* [What the task requires]
Output every entry exactly, from the first line to the last.

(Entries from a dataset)
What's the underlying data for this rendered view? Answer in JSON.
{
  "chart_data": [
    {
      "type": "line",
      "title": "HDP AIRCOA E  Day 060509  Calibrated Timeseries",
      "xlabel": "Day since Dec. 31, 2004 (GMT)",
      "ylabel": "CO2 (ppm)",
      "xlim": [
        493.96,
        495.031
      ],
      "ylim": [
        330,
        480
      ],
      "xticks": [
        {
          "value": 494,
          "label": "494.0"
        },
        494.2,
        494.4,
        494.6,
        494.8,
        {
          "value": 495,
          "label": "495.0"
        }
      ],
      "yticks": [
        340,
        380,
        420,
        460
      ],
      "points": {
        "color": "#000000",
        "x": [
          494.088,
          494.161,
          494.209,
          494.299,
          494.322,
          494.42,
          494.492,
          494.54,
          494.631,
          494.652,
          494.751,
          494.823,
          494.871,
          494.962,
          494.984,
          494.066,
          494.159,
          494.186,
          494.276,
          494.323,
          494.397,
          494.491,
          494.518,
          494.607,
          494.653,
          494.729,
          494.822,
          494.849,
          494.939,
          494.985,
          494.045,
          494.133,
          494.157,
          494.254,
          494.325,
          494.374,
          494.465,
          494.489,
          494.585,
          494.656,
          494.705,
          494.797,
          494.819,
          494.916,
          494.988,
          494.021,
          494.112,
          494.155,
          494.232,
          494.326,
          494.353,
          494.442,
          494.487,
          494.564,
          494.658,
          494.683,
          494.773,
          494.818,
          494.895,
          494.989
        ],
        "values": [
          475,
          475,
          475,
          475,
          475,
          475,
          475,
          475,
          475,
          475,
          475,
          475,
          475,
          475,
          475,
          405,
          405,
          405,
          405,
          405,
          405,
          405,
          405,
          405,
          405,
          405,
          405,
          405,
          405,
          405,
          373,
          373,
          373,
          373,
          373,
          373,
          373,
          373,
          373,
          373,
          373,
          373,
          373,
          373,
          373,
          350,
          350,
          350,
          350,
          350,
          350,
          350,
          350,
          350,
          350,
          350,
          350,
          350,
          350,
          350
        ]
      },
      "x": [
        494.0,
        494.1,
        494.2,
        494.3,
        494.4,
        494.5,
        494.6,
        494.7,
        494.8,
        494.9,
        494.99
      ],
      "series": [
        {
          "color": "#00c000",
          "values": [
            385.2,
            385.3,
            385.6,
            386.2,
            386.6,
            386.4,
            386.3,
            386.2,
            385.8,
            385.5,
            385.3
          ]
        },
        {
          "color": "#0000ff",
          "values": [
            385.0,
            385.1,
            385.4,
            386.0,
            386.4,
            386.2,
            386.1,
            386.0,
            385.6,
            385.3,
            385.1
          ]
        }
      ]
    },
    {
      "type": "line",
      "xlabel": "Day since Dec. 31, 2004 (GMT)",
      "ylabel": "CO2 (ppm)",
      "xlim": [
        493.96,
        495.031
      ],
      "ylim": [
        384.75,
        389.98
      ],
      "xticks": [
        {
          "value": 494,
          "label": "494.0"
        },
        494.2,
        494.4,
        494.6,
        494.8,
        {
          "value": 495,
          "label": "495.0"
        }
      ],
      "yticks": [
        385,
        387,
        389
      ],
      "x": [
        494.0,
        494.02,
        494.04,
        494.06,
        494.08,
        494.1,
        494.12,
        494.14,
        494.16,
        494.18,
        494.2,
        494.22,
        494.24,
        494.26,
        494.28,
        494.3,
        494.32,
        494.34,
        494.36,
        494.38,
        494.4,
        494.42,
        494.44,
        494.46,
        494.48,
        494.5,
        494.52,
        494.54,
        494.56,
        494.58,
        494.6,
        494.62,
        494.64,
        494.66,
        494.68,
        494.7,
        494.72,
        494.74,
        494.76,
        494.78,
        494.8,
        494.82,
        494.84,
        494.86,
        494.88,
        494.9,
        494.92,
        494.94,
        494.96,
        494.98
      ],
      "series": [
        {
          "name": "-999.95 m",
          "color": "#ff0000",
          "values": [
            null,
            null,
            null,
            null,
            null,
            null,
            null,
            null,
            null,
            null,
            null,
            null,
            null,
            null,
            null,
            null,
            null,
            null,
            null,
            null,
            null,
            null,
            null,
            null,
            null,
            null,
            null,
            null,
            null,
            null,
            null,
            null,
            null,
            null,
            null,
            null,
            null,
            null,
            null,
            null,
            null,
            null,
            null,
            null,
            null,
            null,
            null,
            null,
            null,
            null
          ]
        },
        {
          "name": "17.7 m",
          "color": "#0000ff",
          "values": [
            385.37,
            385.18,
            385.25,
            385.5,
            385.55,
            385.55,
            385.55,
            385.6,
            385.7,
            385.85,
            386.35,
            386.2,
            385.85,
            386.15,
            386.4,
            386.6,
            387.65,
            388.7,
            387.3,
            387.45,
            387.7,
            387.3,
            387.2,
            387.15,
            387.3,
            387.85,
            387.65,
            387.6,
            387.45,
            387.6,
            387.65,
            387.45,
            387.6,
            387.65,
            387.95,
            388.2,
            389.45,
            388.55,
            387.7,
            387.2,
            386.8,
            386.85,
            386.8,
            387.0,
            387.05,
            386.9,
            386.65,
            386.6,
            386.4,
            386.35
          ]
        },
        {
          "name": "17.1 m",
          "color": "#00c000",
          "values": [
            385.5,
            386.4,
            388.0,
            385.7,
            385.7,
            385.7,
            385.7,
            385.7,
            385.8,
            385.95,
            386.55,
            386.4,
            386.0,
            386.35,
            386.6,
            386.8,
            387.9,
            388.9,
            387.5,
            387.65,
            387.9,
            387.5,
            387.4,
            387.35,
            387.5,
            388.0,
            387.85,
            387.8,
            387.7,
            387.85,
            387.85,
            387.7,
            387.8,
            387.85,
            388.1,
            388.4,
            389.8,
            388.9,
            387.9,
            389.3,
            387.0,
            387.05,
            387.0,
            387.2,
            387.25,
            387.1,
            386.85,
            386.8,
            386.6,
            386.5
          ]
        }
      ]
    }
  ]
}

* [Result]
What's the underlying data for this rendered view? Answer in JSON.
{
  "chart_data": [
    {
      "type": "line",
      "title": "HDP AIRCOA E  Day 060509  Calibrated Timeseries",
      "xlabel": "Day since Dec. 31, 2004 (GMT)",
      "ylabel": "CO2 (ppm)",
      "xlim": [
        493.96,
        495.031
      ],
      "ylim": [
        330,
        480
      ],
      "xticks": [
        {
          "value": 494,
          "label": "494.0"
        },
        494.2,
        494.4,
        494.6,
        494.8,
        {
          "value": 495,
          "label": "495.0"
        }
      ],
      "yticks": [
        340,
        380,
        420,
        460
      ],
      "points": {
        "color": "#000000",
        "x": [
          494.088,
          494.161,
          494.209,
          494.299,
          494.322,
          494.42,
          494.492,
          494.54,
          494.631,
          494.652,
          494.751,
          494.823,
          494.871,
          494.962,
          494.984,
          494.066,
          494.159,
          494.186,
          494.276,
          494.323,
          494.397,
          494.491,
          494.518,
          494.607,
          494.653,
          494.729,
          494.822,
          494.849,
          494.939,
          494.985,
          494.045,
          494.133,
          494.157,
          494.254,
          494.325,
          494.374,
          494.465,
          494.489,
          494.585,
          494.656,
          494.705,
          494.797,
          494.819,
          494.916,
          494.988,
          494.021,
          494.112,
          494.155,
          494.232,
          494.326,
          494.353,
          494.442,
          494.487,
          494.564,
          494.658,
          494.683,
          494.773,
          494.818,
          494.895,
          494.989
        ],
        "values": [
          475,
          475,
          475,
          475,
          475,
          475,
          475,
          475,
          475,
          475,
          475,
          475,
          475,
          475,
          475,
          405,
          405,
          405,
          405,
          405,
          405,
          405,
          405,
          405,
          405,
          405,
          405,
          405,
          405,
          405,
          373,
          373,
          373,
          373,
          373,
          373,
          373,
          373,
          373,
          373,
          373,
          373,
          373,
          373,
          373,
          350,
          350,
          350,
          350,
          350,
          350,
          350,
          350,
          350,
          350,
          350,
          350,
          350,
          350,
          350
        ]
      },
      "x": [
        494.0,
        494.1,
        494.2,
        494.3,
        494.4,
        494.5,
        494.6,
        494.7,
        494.8,
        494.9,
        494.99
      ],
      "series": [
        {
          "color": "#00c000",
          "values": [
            385.2,
            385.3,
            385.6,
            386.2,
            386.6,
            386.4,
            386.3,
            386.2,
            385.8,
            385.5,
            385.3
          ]
        },
        {
          "color": "#0000ff",
          "values": [
            385.0,
            385.1,
            385.4,
            386.0,
            386.4,
            386.2,
            386.1,
            386.0,
            385.6,
            385.3,
            385.1
          ]
        }
      ]
    },
    {
      "type": "line",
      "xlabel": "Day since Dec. 31, 2004 (GMT)",
      "ylabel": "CO2 (ppm)",
      "xlim": [
        493.96,
        495.031
      ],
      "ylim": [
        384.75,
        389.98
      ],
      "xticks": [
        {
          "value": 494,
          "label": "494.0"
        },
        494.2,
        494.4,
        494.6,
        494.8,
        {
          "value": 495,
          "label": "495.0"
        }
      ],
      "yticks": [
        385,
        387,
        389
      ],
      "x": [
        494.0,
        494.02,
        494.04,
        494.06,
        494.08,
        494.1,
        494.12,
        494.14,
        494.16,
        494.18,
        494.2,
        494.22,
        494.24,
        494.26,
        494.28,
        494.3,
        494.32,
        494.34,
        494.36,
        494.38,
        494.4,
        494.42,
        494.44,
        494.46,
        494.48,
        494.5,
        494.52,
        494.54,
        494.56,
        494.58,
        494.6,
        494.62,
        494.64,
        494.66,
        494.68,
        494.7,
        494.72,
        494.74,
        494.76,
        494.78,
        494.8,
        494.82,
        494.84,
        494.86,
        494.88,
        494.9,
        494.92,
        494.94,
        494.96,
        494.98
      ],
      "series": [
        {
          "name": "-999.95 m",
          "color": "#ff0000",
          "values": [
            null,
            null,
            null,
            null,
            null,
            null,
            null,
            null,
            null,
            null,
            null,
            null,
            null,
            null,
            null,
            null,
            null,
            null,
            null,
            null,
            null,
            null,
            null,
            null,
            null,
            null,
            null,
            null,
            null,
            null,
            null,
            null,
            null,
            null,
            null,
            null,
            null,
            null,
            null,
            null,
            null,
            null,
            null,
            null,
            null,
            null,
            null,
            null,
            null,
            null
          ]
        },
        {
          "name": "17.7 m",
          "color": "#0000ff",
          "values": [
            385.37,
            385.18,
            385.25,
            385.5,
            385.55,
            385.55,
            385.55,
            385.6,
            385.7,
            385.85,
            386.35,
            386.2,
            385.85,
            386.15,
            386.4,
            386.6,
            387.65,
            388.7,
            387.3,
            387.45,
            387.7,
            387.3,
            387.2,
            387.15,
            387.3,
            387.85,
            387.65,
            387.6,
            387.45,
            387.6,
            387.65,
            387.45,
            387.6,
            387.65,
            387.95,
            388.2,
            389.45,
            388.55,
            387.7,
            387.2,
            386.8,
            386.85,
            386.8,
            387.0,
            387.05,
            386.9,
            386.65,
            386.6,
            386.4,
            386.35
          ]
        },
        {
          "name": "17.1 m",
          "color": "#00c000",
          "values": [
            385.5,
            386.4,
            388.0,
            385.7,
            385.7,
            385.7,
            385.7,
            385.7,
            385.8,
            385.95,
            386.55,
            386.4,
            386.0,
            386.35,
            386.6,
            386.8,
            387.9,
            388.9,
            387.5,
            387.65,
            387.9,
            387.5,
            387.4,
            387.35,
            387.5,
            388.0,
            387.85,
            387.8,
            387.7,
            387.85,
            387.85,
            387.7,
            387.8,
            387.85,
            388.1,
            388.4,
            389.8,
            388.9,
            387.9,
            389.3,
            387.0,
            387.05,
            387.0,
            387.2,
            387.25,
            387.1,
            386.85,
            386.8,
            386.6,
            386.5
          ]
        }
      ]
    }
  ]
}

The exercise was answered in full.